--- Start of SUPPLIED TEXT ---

# VA Beach, VA - 3 yr old spayed gorgeous female in VB...



## VaBeachFamily (Apr 12, 2005)

Just saying, love how they automatically assume she doesn't like ANY females. Maybe those two in particular have issues ( happens all the time). My male and the nuetered male next door will literally go at each others throats, but we have friends with unneutered males that have came over and he is fine... She is gorgeous anyhow.... 

Black Female German Shepherd Free



> Dakota-Cheyenne is looking for a new home with NO OTHER FEMALE DOGS. Dakota is a 3 year old spayed female German Shepherd who is great with male dogs and cats. She had her first fight with my 6 year old female Shepherd and it has been increasingly worse despite several months of trying to remedy the situation with trainers. I feel that it would be better for her to be in a home that she doesn't need to be separated or rotated all the time with the other dogs. Dakota doesn't have ANY human aggression at all and is great with kids of all ages. She has been housebroken,on/off leash obedience trained and crate trained. Dakota-Cheyenne will come with her crate,leashes/collars,toys,food,and Trifexis for fleas and heartworm.
> 
> I am only interested in homes that will allow her to live indoors with the family.I do want to come out and see where you will be living and if you have other dogs, you must be willing to do a meet and greet between them. Dakota has never missed a vet visit and has always been kept current on everything.I expect her to have the same quality of care in her new home. She is fed Evo dog food and I would like for her to remain either on that food or a food that is just as high a quality.

--- End of SUPPLIED TEXT ---

* EXERCISE 1 *
Answer these about the rehoming thread:
(a) How old is the owner's other female Shepherd?
(b) What product for fleas and heartworm comes with Dakota-Cheyenne?
(c) Which dog food is she fed?
* EXERCISE 2 *
Could you write the next part of the rehoming thread, picking up after its final sentence?
The material after this point is separate from the rehoming thread.

--- Start of LISTING ---

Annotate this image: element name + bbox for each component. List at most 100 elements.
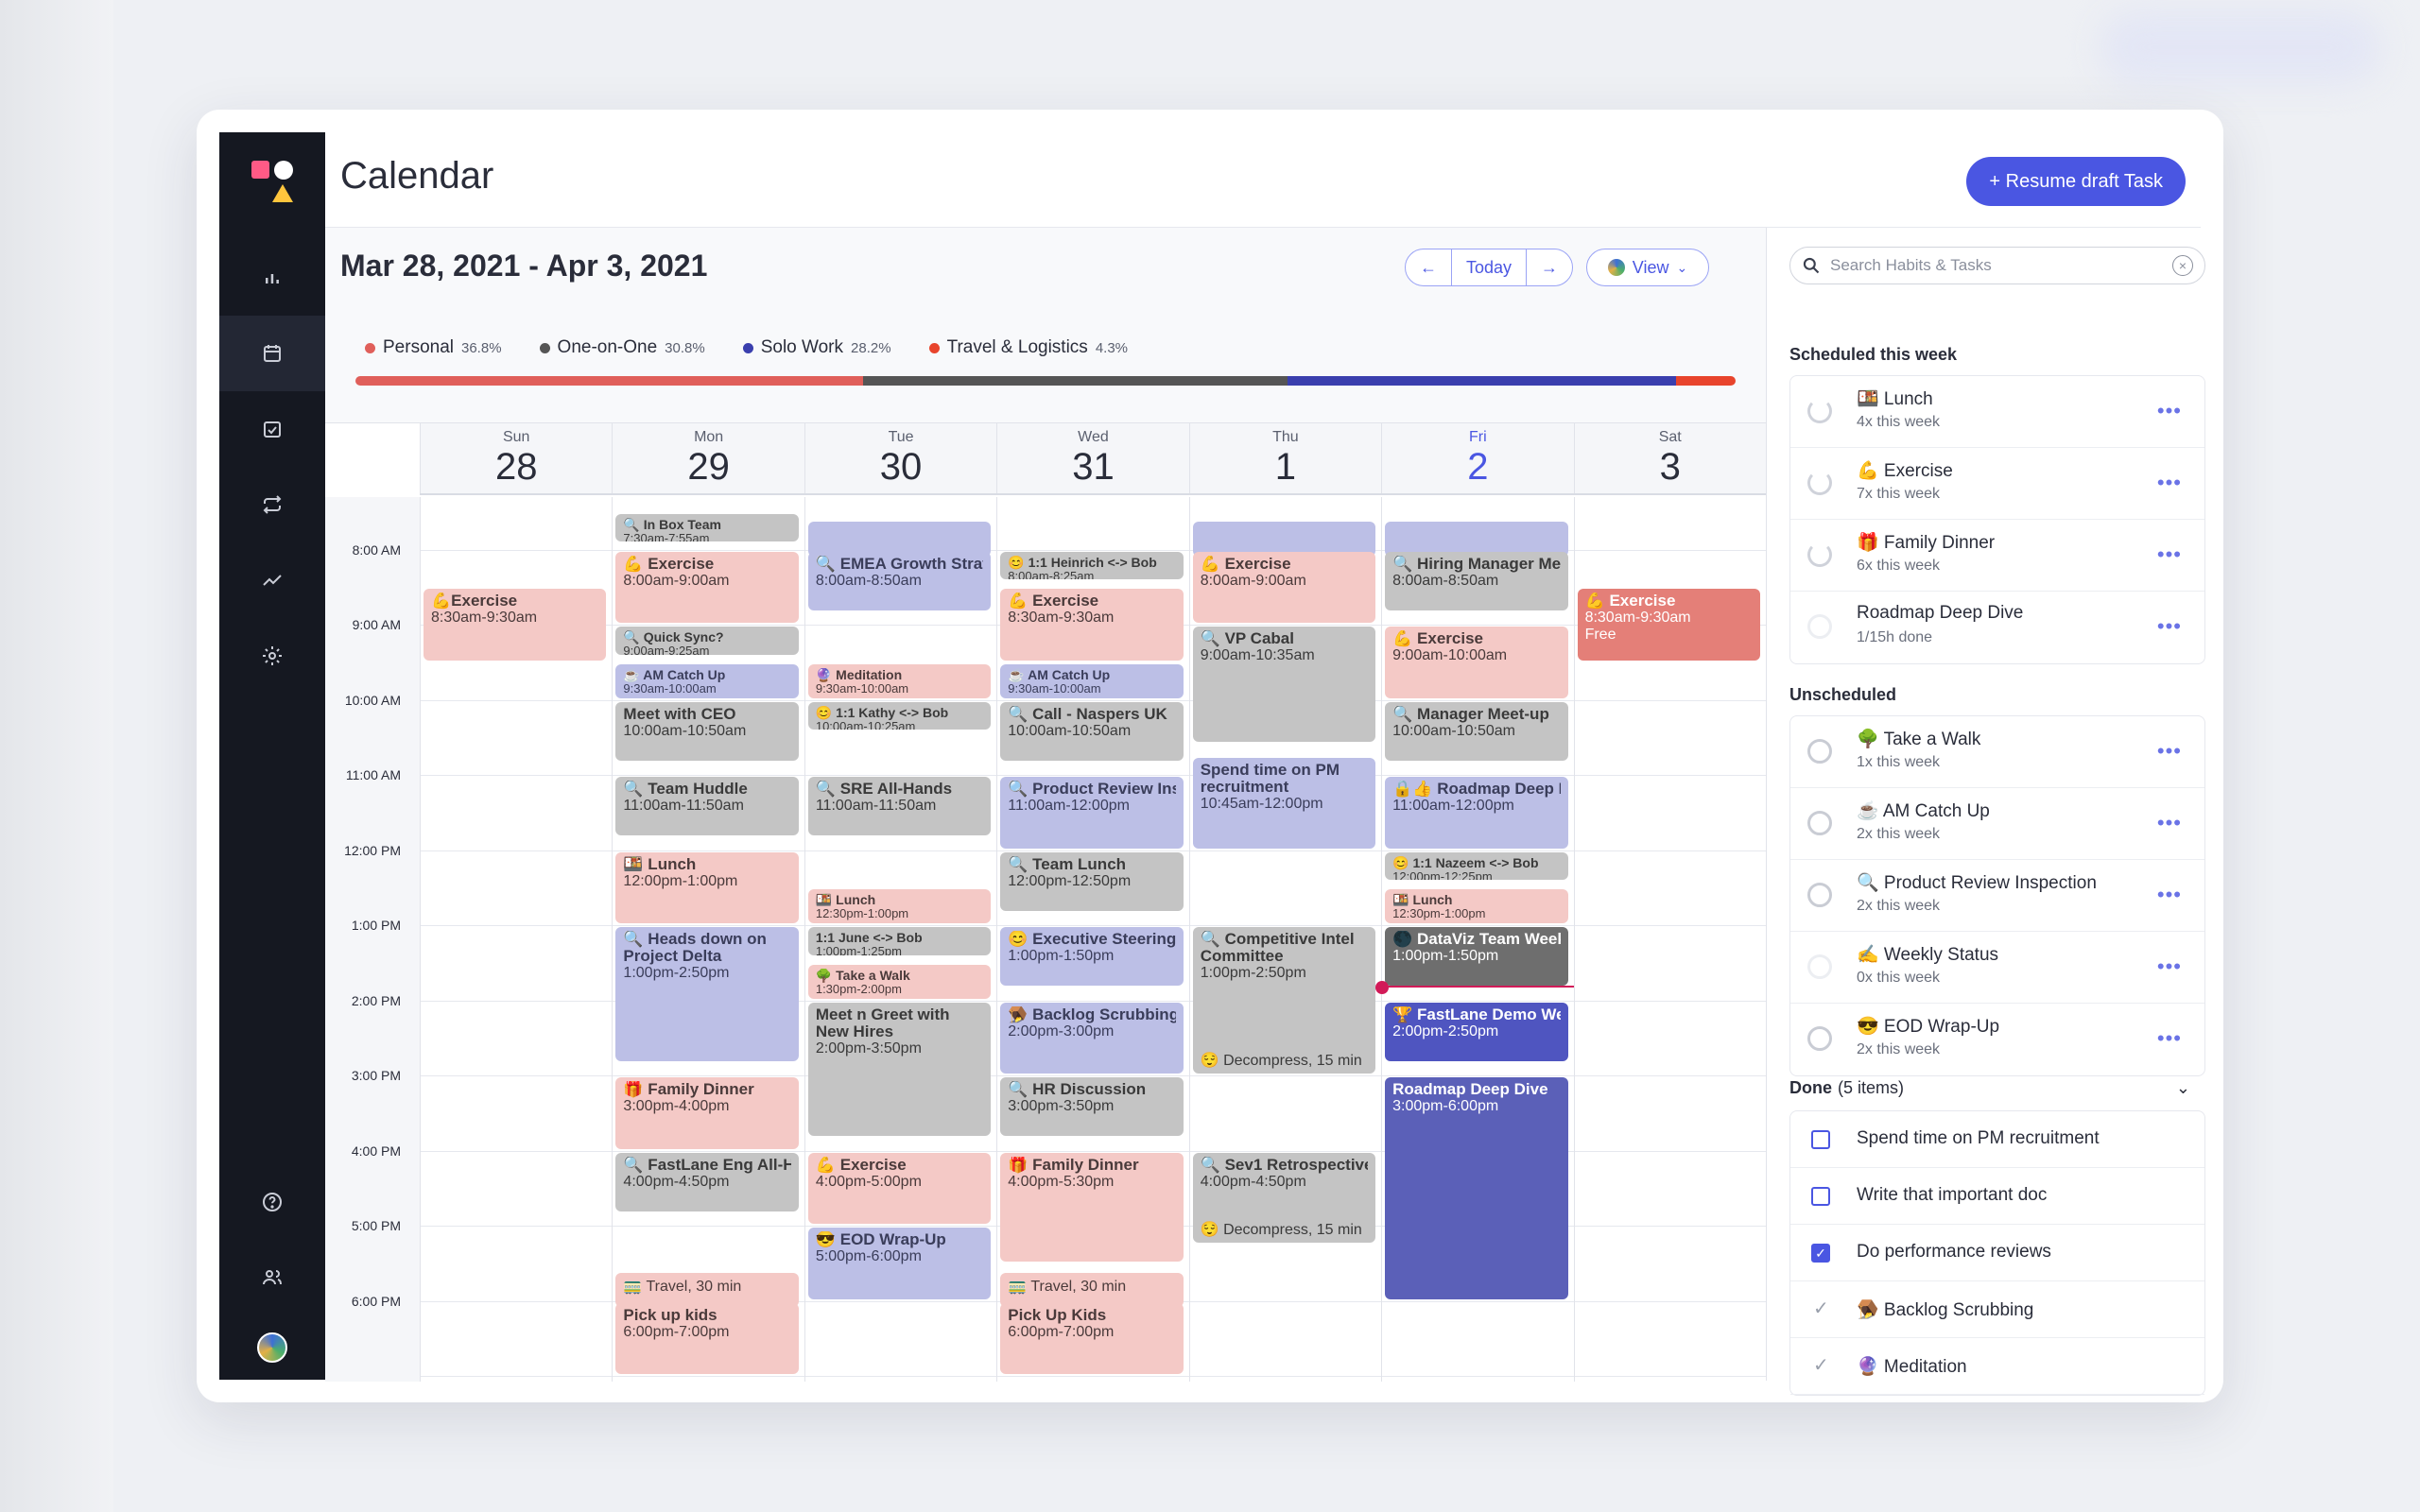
calendar-event[interactable]: 💪 Exercise 8:30am-9:30am <box>1000 589 1184 661</box>
calendar-event[interactable]: 1:1 June <-> Bob 1:00pm-1:25pm <box>807 927 992 955</box>
calendar-event[interactable]: 🔍 Heads down on Project Delta 1:00pm-2:50… <box>615 927 799 1061</box>
today-button[interactable]: Today <box>1451 249 1527 285</box>
more-options-icon[interactable]: ••• <box>2157 542 2182 567</box>
calendar-event[interactable]: Roadmap Deep Dive 3:00pm-6:00pm <box>1385 1077 1568 1299</box>
calendar-event[interactable]: 💪 Exercise 8:30am-9:30am Free <box>1577 589 1760 661</box>
calendar-icon[interactable] <box>219 316 325 391</box>
more-options-icon[interactable]: ••• <box>2157 1026 2182 1051</box>
calendar-event[interactable]: ☕ AM Catch Up 9:30am-10:00am <box>615 663 799 698</box>
calendar-event[interactable]: 🚃 Travel, 30 min <box>1000 1272 1184 1307</box>
calendar-event[interactable]: 💪 Exercise 4:00pm-5:00pm <box>807 1152 992 1225</box>
day-header[interactable]: Thu 1 <box>1188 423 1381 493</box>
calendar-event[interactable]: 🔍 In Box Team 7:30am-7:55am <box>615 513 799 542</box>
calendar-event[interactable]: 🔍 Manager Meet-up 10:00am-10:50am <box>1385 701 1568 761</box>
calendar-event[interactable]: 😊 1:1 Kathy <-> Bob 10:00am-10:25am <box>807 701 992 730</box>
calendar-event[interactable]: 🍱 Lunch 12:30pm-1:00pm <box>1385 889 1568 924</box>
calendar-event[interactable]: 🍱 Lunch 12:30pm-1:00pm <box>807 889 992 924</box>
calendar-event[interactable]: Meet n Greet with New Hires 2:00pm-3:50pm <box>807 1002 992 1137</box>
calendar-event[interactable]: 🌳 Take a Walk 1:30pm-2:00pm <box>807 964 992 999</box>
day-header[interactable]: Sat 3 <box>1573 423 1766 493</box>
checkbox[interactable] <box>1811 1187 1830 1206</box>
calendar-event[interactable]: 🔍 VP Cabal 9:00am-10:35am <box>1192 627 1376 742</box>
calendar-event[interactable]: 💪 Exercise 8:00am-9:00am <box>615 551 799 624</box>
user-avatar[interactable] <box>257 1332 287 1363</box>
team-icon[interactable] <box>219 1240 325 1315</box>
calendar-event[interactable]: 🔍 Product Review Inspection11:00am-12:00… <box>1000 777 1184 849</box>
more-options-icon[interactable]: ••• <box>2157 471 2182 495</box>
calendar-event[interactable]: 🔍 Quick Sync? 9:00am-9:25am <box>615 627 799 655</box>
habit-row[interactable]: Roadmap Deep Dive 1/15h done ••• <box>1790 592 2204 663</box>
help-icon[interactable] <box>219 1164 325 1240</box>
habit-row[interactable]: 🌳 Take a Walk 1x this week ••• <box>1790 716 2204 788</box>
more-options-icon[interactable]: ••• <box>2157 811 2182 835</box>
habit-row[interactable]: 🍱 Lunch 4x this week ••• <box>1790 376 2204 448</box>
habits-repeat-icon[interactable] <box>219 467 325 542</box>
tasks-icon[interactable] <box>219 391 325 467</box>
done-task-row[interactable]: Write that important doc <box>1790 1168 2204 1225</box>
calendar-event[interactable]: 💪Exercise 8:30am-9:30am <box>424 589 607 661</box>
more-options-icon[interactable]: ••• <box>2157 739 2182 764</box>
checkbox[interactable] <box>1811 1130 1830 1149</box>
habit-row[interactable]: ✍️ Weekly Status 0x this week ••• <box>1790 932 2204 1004</box>
calendar-event[interactable]: 🔍 SRE All-Hands 11:00am-11:50am <box>807 777 992 836</box>
more-options-icon[interactable]: ••• <box>2157 614 2182 639</box>
more-options-icon[interactable]: ••• <box>2157 883 2182 907</box>
calendar-event[interactable]: 🔍 Call - Naspers UK 10:00am-10:50am <box>1000 701 1184 761</box>
calendar-event[interactable]: 🌑 DataViz Team Weekly1:00pm-1:50pm <box>1385 927 1568 987</box>
calendar-event[interactable]: 🔒👍 Roadmap Deep Dive11:00am-12:00pm <box>1385 777 1568 849</box>
habit-row[interactable]: 😎 EOD Wrap-Up 2x this week ••• <box>1790 1004 2204 1075</box>
calendar-event[interactable]: 🎁 Family Dinner 4:00pm-5:30pm <box>1000 1152 1184 1262</box>
calendar-event[interactable]: 🔮 Meditation 9:30am-10:00am <box>807 663 992 698</box>
day-header[interactable]: Wed 31 <box>996 423 1188 493</box>
app-logo[interactable] <box>251 161 293 202</box>
analytics-icon[interactable] <box>219 240 325 316</box>
next-week-arrow-icon[interactable]: → <box>1527 249 1572 285</box>
done-task-row[interactable]: ✓ 🔮 Meditation <box>1790 1338 2204 1395</box>
habit-row[interactable]: 🔍 Product Review Inspection 2x this week •… <box>1790 860 2204 932</box>
calendar-event[interactable]: 💪 Exercise 8:00am-9:00am <box>1192 551 1376 624</box>
calendar-event[interactable]: Meet with CEO 10:00am-10:50am <box>615 701 799 761</box>
calendar-event[interactable]: Pick Up Kids 6:00pm-7:00pm <box>1000 1302 1184 1375</box>
habit-row[interactable]: 🎁 Family Dinner 6x this week ••• <box>1790 520 2204 592</box>
day-header[interactable]: Fri 2 <box>1381 423 1573 493</box>
calendar-event[interactable]: Pick up kids 6:00pm-7:00pm <box>615 1302 799 1375</box>
day-header[interactable]: Sun 28 <box>420 423 612 493</box>
calendar-event[interactable]: 🔍 Team Lunch 12:00pm-12:50pm <box>1000 851 1184 911</box>
calendar-event[interactable]: 🏆 FastLane Demo Week2:00pm-2:50pm <box>1385 1002 1568 1061</box>
chevron-down-icon[interactable]: ⌄ <box>2176 1078 2190 1098</box>
settings-gear-icon[interactable] <box>219 618 325 694</box>
habit-row[interactable]: ☕ AM Catch Up 2x this week ••• <box>1790 788 2204 860</box>
calendar-event[interactable]: 💪 Exercise 9:00am-10:00am <box>1385 627 1568 698</box>
calendar-event[interactable]: ☕ AM Catch Up 9:30am-10:00am <box>1000 663 1184 698</box>
more-options-icon[interactable]: ••• <box>2157 399 2182 423</box>
search-field[interactable]: Search Habits & Tasks × <box>1789 247 2205 284</box>
calendar-event[interactable]: 🍱 Lunch 12:00pm-1:00pm <box>615 851 799 924</box>
done-task-row[interactable]: ✓ 🪤 Backlog Scrubbing <box>1790 1281 2204 1338</box>
day-header[interactable]: Tue 30 <box>804 423 996 493</box>
done-task-row[interactable]: Spend time on PM recruitment <box>1790 1111 2204 1168</box>
calendar-event[interactable]: 🔍 Hiring Manager Meeting8:00am-8:50am <box>1385 551 1568 610</box>
day-header[interactable]: Mon 29 <box>612 423 804 493</box>
clear-search-icon[interactable]: × <box>2172 255 2193 276</box>
calendar-event[interactable]: 😎 EOD Wrap-Up 5:00pm-6:00pm <box>807 1228 992 1299</box>
calendar-event[interactable]: 😊 1:1 Heinrich <-> Bob 8:00am-8:25am <box>1000 551 1184 580</box>
calendar-event[interactable]: 🚃 Travel, 30 min <box>615 1272 799 1307</box>
calendar-event[interactable]: 🪤 Backlog Scrubbing 2:00pm-3:00pm <box>1000 1002 1184 1074</box>
calendar-event[interactable]: 😊 1:1 Nazeem <-> Bob 12:00pm-12:25pm <box>1385 851 1568 881</box>
calendar-event[interactable]: 😊 Executive Steering 1:00pm-1:50pm <box>1000 927 1184 987</box>
calendar-event[interactable]: 🔍 Competitive Intel Committee 1:00pm-2:50… <box>1192 927 1376 1074</box>
checkbox-checked[interactable]: ✓ <box>1811 1244 1830 1263</box>
trends-icon[interactable] <box>219 542 325 618</box>
more-options-icon[interactable]: ••• <box>2157 954 2182 979</box>
calendar-event[interactable]: 🔍 HR Discussion 3:00pm-3:50pm <box>1000 1077 1184 1137</box>
previous-week-arrow-icon[interactable]: ← <box>1406 249 1451 285</box>
calendar-event[interactable]: 🔍 EMEA Growth Strategy8:00am-8:50am <box>807 551 992 610</box>
calendar-event[interactable]: Spend time on PM recruitment 10:45am-12:0… <box>1192 758 1376 849</box>
done-task-row[interactable]: ✓ Do performance reviews <box>1790 1225 2204 1281</box>
calendar-event[interactable]: 🔍 FastLane Eng All-Hands4:00pm-4:50pm <box>615 1152 799 1211</box>
habit-row[interactable]: 💪 Exercise 7x this week ••• <box>1790 448 2204 520</box>
resume-draft-task-button[interactable]: + Resume draft Task <box>1966 157 2186 206</box>
calendar-event[interactable]: 🔍 Sev1 Retrospective 4:00pm-4:50pm 😌 Decom… <box>1192 1152 1376 1244</box>
done-section-header[interactable]: Done (5 items) ⌄ <box>1789 1078 2205 1098</box>
calendar-event[interactable]: 🔍 Team Huddle 11:00am-11:50am <box>615 777 799 836</box>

--- End of LISTING ---

* EXERCISE RESULT 1 *
(a) 6 years old
(b) Trifexis
(c) Evo dog food

* EXERCISE RESULT 2 *
----------



## Jax08 (Feb 13, 2009)

sounds like they are just trying to find a home for her where their won't be any issues. She's a beauty


----------



## MaggieRoseLee (Aug 17, 2001)

VaBeachFamily, PLEASE keep finding dogs that need posting, but you need to read up on ---> http://www.germanshepherds.com/foru...ion/101746-posting-non-urgent-read-first.html to get the best responses. Need more info in the Subject line and pictures help too  ( I fixed it for you .....) 



> Subject Line Must be in the following order:
> City, State - ID # and Name, Sex and age, any other detail you would like to give.


----------



## VaBeachFamily (Apr 12, 2005)

Sorry, I got ahead of myself as I was running out the door, so I posted super fast and left. I will make sure I check next time... thanks!


----------



## jolee4 (May 29, 2010)

I would snap her up but my 17 yr old chow mix....too fragile to handle that kind of energy. 
Hope she has found a home.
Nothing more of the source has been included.